• [WRITTEN PROBLEM]: Read the records below. Copy each line where the string "Informationen" occurs.

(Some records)
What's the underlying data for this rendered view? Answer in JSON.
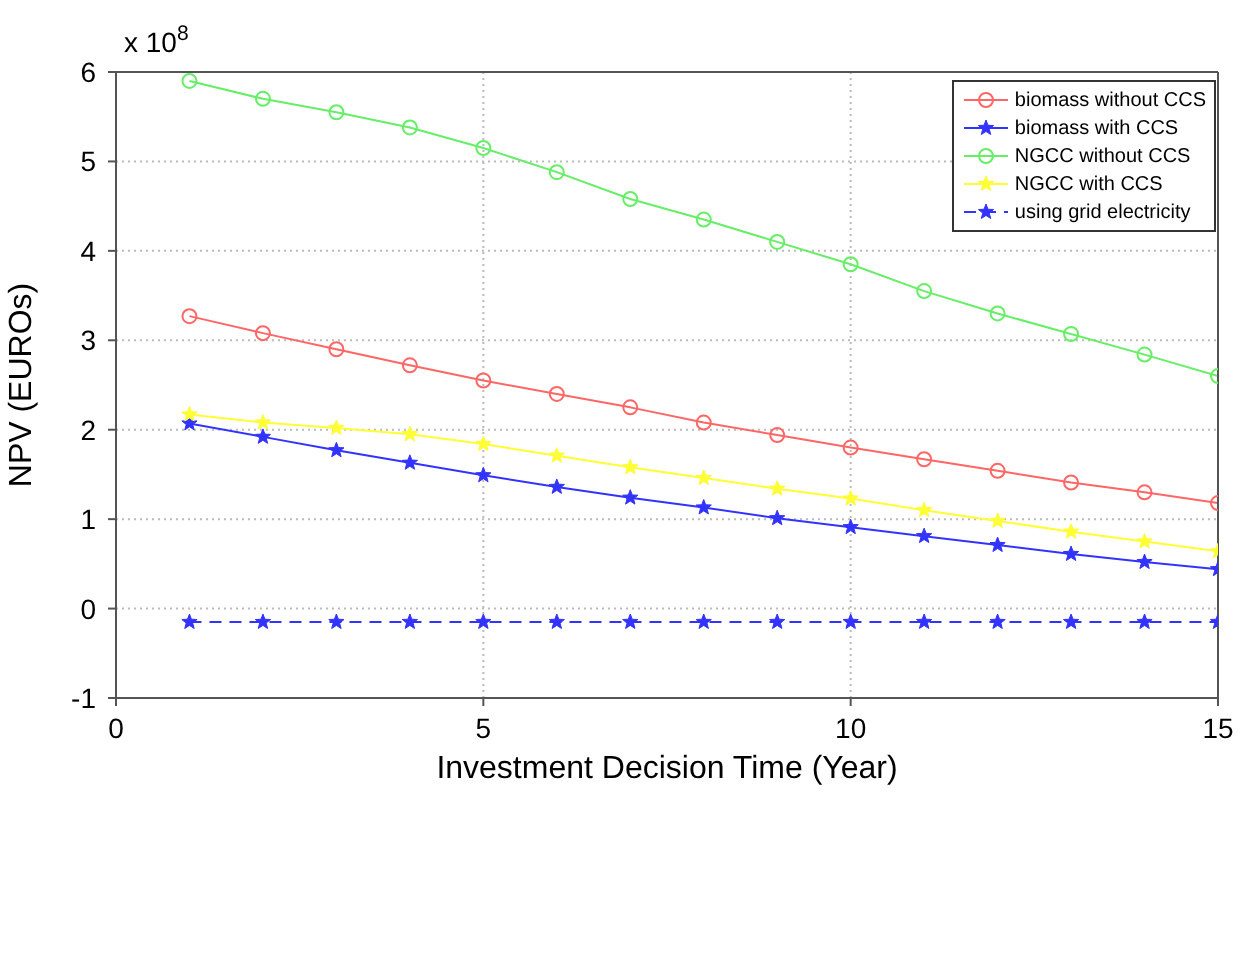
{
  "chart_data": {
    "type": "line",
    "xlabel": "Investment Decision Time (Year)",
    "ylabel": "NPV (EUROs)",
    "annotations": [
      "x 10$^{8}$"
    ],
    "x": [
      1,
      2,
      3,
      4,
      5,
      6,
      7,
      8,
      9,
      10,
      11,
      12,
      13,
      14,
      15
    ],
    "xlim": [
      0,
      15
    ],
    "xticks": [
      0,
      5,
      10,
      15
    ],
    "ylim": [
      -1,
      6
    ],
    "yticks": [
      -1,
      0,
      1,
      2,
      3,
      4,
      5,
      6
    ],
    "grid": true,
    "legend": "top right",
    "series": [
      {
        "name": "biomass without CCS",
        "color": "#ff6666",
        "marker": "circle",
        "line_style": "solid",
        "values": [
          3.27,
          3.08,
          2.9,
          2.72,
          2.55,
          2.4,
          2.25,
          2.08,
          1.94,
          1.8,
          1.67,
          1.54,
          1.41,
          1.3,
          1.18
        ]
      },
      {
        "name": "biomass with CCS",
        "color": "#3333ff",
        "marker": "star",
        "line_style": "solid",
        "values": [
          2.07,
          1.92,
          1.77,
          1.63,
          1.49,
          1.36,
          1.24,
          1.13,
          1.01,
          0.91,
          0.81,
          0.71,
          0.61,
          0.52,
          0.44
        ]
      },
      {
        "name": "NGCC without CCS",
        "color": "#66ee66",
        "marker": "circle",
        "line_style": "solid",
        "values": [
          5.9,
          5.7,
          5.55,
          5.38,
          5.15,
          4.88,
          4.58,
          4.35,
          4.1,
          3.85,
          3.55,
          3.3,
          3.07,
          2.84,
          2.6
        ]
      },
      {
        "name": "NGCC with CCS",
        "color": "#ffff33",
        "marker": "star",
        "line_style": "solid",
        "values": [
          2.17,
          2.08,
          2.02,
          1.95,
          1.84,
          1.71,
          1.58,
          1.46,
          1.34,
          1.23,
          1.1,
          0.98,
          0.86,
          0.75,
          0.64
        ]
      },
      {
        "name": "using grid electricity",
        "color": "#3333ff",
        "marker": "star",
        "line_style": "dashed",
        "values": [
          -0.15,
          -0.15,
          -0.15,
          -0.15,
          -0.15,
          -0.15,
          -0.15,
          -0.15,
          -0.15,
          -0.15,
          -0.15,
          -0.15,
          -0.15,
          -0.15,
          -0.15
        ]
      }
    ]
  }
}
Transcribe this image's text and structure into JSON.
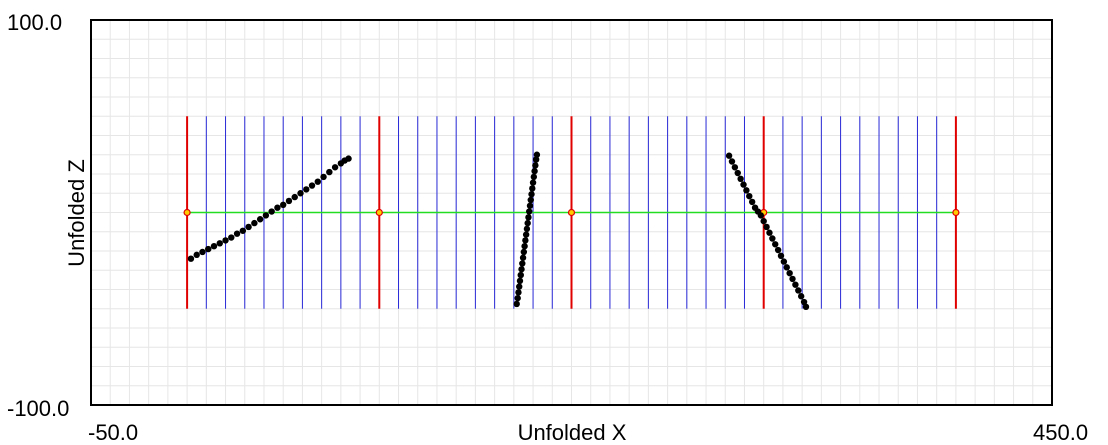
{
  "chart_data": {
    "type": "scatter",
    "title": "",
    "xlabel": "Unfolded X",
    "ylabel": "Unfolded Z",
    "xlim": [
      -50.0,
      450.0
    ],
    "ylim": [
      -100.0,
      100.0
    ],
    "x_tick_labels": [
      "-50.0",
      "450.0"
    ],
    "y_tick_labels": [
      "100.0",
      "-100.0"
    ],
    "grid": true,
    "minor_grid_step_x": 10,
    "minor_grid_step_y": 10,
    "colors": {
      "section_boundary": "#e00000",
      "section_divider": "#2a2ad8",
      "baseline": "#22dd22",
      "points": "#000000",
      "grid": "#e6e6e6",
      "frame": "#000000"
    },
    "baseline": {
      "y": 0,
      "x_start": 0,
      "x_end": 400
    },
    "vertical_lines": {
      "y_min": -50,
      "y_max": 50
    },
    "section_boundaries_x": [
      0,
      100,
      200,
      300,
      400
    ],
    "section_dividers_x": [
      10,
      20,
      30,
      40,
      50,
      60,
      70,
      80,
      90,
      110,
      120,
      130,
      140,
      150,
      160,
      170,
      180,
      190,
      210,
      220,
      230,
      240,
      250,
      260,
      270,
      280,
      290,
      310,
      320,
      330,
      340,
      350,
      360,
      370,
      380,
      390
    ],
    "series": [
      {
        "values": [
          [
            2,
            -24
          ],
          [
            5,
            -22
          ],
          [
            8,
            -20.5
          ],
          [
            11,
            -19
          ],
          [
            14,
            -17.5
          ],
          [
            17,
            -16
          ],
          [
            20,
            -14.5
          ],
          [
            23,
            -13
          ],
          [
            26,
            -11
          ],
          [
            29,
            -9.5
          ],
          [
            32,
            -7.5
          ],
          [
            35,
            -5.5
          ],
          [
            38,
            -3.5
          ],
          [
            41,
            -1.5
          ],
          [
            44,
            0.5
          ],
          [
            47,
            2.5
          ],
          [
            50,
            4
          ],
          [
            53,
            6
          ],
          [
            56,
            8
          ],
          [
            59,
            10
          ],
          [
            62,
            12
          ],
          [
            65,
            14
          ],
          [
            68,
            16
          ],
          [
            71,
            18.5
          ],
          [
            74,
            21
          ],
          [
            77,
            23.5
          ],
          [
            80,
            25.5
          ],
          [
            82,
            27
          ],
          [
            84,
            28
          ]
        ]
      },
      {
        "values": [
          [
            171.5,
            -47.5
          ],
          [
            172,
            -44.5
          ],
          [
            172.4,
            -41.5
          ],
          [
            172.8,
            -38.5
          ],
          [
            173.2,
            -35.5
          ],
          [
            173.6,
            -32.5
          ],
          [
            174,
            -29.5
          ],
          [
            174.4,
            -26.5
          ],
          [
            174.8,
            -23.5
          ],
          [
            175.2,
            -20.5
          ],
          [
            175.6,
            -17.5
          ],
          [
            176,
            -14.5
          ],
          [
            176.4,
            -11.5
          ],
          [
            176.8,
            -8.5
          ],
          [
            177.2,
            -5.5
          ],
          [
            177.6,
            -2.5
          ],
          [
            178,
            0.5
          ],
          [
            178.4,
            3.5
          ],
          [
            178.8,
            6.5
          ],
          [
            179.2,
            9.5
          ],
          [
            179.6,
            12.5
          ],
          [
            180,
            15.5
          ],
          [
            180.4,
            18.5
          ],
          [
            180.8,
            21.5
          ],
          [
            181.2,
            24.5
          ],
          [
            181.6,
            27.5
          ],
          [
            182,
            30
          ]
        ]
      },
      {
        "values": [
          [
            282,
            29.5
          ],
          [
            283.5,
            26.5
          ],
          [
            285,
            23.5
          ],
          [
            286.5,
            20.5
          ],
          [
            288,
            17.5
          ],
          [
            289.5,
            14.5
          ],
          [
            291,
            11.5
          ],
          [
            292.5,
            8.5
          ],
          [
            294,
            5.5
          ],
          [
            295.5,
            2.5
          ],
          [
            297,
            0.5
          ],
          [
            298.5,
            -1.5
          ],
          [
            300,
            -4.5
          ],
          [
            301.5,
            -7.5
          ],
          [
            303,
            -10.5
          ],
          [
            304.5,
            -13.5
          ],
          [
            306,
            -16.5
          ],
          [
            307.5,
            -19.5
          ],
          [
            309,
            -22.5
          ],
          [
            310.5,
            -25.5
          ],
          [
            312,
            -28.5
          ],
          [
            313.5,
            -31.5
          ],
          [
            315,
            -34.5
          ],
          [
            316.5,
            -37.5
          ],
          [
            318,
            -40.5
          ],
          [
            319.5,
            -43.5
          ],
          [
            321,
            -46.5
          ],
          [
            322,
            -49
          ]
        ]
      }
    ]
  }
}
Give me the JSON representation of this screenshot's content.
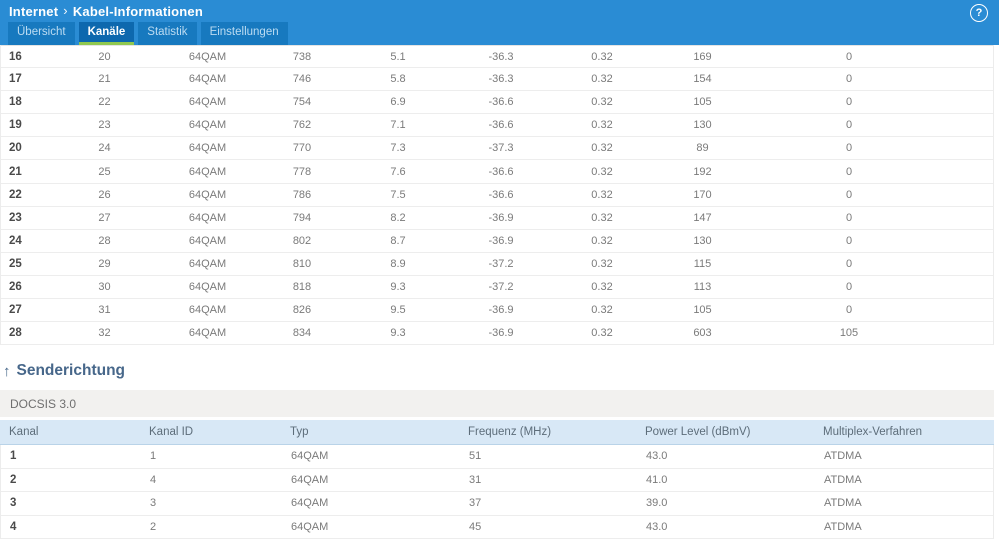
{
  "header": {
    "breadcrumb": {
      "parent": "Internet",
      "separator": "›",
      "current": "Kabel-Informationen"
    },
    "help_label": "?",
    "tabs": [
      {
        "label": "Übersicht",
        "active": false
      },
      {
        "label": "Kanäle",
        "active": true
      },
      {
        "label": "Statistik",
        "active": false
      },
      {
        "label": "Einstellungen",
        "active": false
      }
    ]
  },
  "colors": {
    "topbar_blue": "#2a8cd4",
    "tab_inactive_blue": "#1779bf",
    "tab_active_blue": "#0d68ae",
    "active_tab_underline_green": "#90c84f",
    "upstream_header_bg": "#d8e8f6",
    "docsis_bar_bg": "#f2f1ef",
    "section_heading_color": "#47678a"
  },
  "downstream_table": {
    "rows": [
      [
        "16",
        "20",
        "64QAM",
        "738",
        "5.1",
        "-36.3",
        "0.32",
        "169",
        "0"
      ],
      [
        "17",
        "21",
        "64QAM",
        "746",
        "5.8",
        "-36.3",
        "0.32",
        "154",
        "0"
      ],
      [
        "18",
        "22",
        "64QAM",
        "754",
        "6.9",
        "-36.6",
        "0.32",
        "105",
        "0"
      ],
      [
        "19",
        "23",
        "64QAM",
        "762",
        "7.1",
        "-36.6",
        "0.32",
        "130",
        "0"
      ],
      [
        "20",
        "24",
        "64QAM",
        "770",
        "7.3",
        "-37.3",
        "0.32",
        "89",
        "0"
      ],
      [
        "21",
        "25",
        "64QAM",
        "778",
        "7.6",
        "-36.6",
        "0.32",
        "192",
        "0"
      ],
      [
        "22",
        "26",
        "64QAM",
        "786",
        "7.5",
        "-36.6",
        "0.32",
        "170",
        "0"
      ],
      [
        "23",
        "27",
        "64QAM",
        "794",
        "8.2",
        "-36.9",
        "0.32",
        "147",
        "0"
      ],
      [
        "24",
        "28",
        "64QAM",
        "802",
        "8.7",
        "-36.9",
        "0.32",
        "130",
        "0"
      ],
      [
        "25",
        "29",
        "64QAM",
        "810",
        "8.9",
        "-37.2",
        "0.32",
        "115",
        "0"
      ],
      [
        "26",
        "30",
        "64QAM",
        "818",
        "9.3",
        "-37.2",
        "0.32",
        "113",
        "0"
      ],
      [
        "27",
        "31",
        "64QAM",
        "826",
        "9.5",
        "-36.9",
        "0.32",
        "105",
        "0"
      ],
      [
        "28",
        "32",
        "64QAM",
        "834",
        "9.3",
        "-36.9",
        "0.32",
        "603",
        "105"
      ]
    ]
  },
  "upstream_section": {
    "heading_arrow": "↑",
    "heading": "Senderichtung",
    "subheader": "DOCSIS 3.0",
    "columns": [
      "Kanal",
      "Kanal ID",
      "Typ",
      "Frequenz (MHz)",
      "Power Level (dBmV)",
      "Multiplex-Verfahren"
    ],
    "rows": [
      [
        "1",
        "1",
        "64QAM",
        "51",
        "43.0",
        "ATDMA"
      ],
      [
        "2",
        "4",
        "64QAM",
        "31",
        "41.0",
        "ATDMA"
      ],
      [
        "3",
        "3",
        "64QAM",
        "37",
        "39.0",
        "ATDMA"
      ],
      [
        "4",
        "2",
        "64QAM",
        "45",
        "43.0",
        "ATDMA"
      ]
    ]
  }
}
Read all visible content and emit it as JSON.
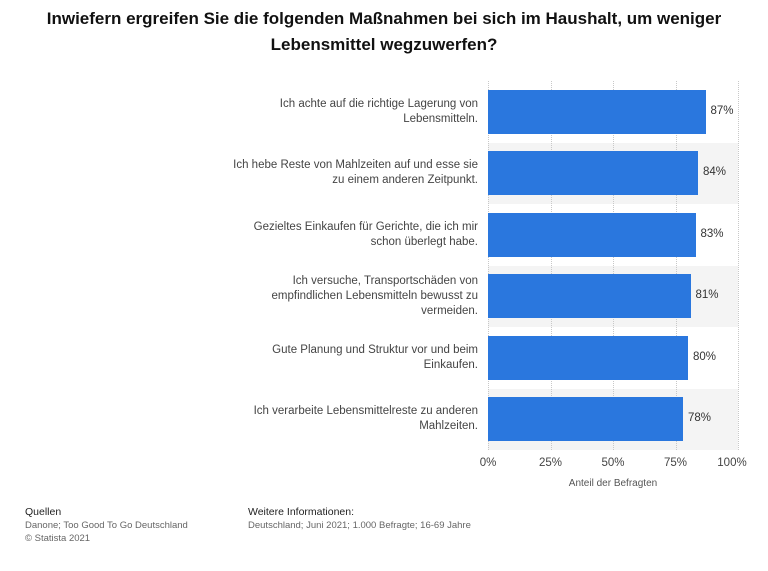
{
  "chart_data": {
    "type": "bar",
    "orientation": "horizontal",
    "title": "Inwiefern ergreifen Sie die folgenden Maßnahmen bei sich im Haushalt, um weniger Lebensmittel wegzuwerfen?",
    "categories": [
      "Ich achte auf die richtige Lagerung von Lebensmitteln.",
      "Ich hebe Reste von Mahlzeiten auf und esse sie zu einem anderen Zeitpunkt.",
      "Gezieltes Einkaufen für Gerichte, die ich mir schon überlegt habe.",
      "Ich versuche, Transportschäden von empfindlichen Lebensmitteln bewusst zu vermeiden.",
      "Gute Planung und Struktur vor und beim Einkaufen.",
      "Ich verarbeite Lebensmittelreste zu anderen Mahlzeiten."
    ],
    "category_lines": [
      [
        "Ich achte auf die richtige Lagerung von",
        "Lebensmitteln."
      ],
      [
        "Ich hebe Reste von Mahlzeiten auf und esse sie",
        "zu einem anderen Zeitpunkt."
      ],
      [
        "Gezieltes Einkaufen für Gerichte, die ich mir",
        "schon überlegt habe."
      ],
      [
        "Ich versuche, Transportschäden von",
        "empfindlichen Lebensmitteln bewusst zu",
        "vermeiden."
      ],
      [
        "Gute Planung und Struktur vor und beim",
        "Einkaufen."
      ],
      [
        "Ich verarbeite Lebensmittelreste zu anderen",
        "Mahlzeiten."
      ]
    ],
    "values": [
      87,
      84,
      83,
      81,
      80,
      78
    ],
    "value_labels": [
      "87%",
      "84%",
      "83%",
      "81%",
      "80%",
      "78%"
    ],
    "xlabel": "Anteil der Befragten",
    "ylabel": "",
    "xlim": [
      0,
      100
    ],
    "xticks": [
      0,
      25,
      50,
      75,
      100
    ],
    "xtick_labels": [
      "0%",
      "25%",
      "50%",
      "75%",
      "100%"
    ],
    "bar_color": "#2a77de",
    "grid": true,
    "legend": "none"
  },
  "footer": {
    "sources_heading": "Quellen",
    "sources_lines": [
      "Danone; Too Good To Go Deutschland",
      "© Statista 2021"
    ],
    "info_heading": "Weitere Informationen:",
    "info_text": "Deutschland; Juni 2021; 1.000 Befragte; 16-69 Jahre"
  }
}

• [FINISHED TASK]:
      "current": "Kabel-Informationen"
    "info_heading": "Weitere Informationen:",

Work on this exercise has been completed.